*GIVEN EXERCISE*. Reproduce every entry below precisely. Pictures are excluded from the copy.
-----
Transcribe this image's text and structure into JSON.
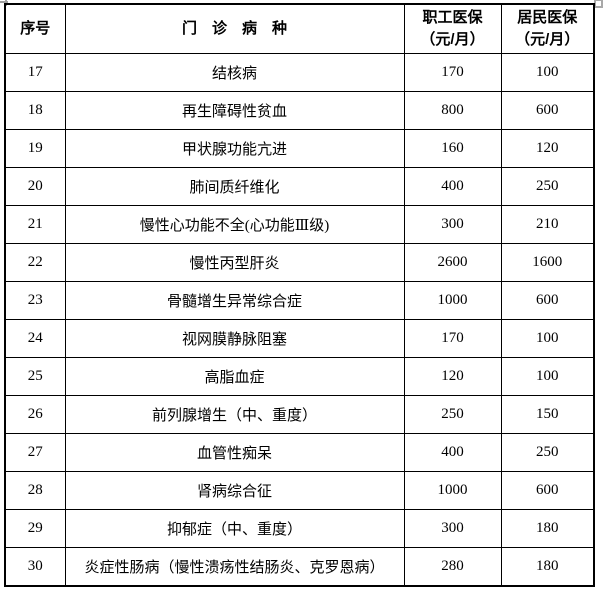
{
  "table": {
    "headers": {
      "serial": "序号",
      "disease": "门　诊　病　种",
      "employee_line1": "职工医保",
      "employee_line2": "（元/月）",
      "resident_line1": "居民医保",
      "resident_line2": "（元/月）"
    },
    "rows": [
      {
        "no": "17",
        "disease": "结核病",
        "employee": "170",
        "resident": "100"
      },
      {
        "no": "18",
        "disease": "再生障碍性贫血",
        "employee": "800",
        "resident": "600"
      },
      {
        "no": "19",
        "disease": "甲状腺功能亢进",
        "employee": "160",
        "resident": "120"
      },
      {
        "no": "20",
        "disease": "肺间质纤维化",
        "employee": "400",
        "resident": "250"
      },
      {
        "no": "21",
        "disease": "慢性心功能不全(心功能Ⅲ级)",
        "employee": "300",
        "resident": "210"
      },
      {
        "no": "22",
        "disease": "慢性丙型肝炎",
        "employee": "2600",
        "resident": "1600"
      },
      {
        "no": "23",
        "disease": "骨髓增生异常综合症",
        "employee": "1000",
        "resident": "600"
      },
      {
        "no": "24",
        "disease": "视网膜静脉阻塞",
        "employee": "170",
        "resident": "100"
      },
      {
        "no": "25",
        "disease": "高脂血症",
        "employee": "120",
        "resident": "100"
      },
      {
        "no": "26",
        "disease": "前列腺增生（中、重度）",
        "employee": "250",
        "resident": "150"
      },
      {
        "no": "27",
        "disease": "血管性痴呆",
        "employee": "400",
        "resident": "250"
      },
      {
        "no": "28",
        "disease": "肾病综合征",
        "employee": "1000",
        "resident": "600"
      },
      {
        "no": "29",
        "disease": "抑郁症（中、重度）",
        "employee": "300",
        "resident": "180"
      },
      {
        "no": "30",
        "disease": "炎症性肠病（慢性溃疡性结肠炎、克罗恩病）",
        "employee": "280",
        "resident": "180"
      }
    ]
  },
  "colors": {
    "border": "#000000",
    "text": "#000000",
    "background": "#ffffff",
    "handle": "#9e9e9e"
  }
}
-----
*ANSWER*.
Transcribe this image's text and structure into JSON.
{
  "table": {
    "headers": {
      "serial": "序号",
      "disease": "门　诊　病　种",
      "employee_line1": "职工医保",
      "employee_line2": "（元/月）",
      "resident_line1": "居民医保",
      "resident_line2": "（元/月）"
    },
    "rows": [
      {
        "no": "17",
        "disease": "结核病",
        "employee": "170",
        "resident": "100"
      },
      {
        "no": "18",
        "disease": "再生障碍性贫血",
        "employee": "800",
        "resident": "600"
      },
      {
        "no": "19",
        "disease": "甲状腺功能亢进",
        "employee": "160",
        "resident": "120"
      },
      {
        "no": "20",
        "disease": "肺间质纤维化",
        "employee": "400",
        "resident": "250"
      },
      {
        "no": "21",
        "disease": "慢性心功能不全(心功能Ⅲ级)",
        "employee": "300",
        "resident": "210"
      },
      {
        "no": "22",
        "disease": "慢性丙型肝炎",
        "employee": "2600",
        "resident": "1600"
      },
      {
        "no": "23",
        "disease": "骨髓增生异常综合症",
        "employee": "1000",
        "resident": "600"
      },
      {
        "no": "24",
        "disease": "视网膜静脉阻塞",
        "employee": "170",
        "resident": "100"
      },
      {
        "no": "25",
        "disease": "高脂血症",
        "employee": "120",
        "resident": "100"
      },
      {
        "no": "26",
        "disease": "前列腺增生（中、重度）",
        "employee": "250",
        "resident": "150"
      },
      {
        "no": "27",
        "disease": "血管性痴呆",
        "employee": "400",
        "resident": "250"
      },
      {
        "no": "28",
        "disease": "肾病综合征",
        "employee": "1000",
        "resident": "600"
      },
      {
        "no": "29",
        "disease": "抑郁症（中、重度）",
        "employee": "300",
        "resident": "180"
      },
      {
        "no": "30",
        "disease": "炎症性肠病（慢性溃疡性结肠炎、克罗恩病）",
        "employee": "280",
        "resident": "180"
      }
    ]
  },
  "colors": {
    "border": "#000000",
    "text": "#000000",
    "background": "#ffffff",
    "handle": "#9e9e9e"
  }
}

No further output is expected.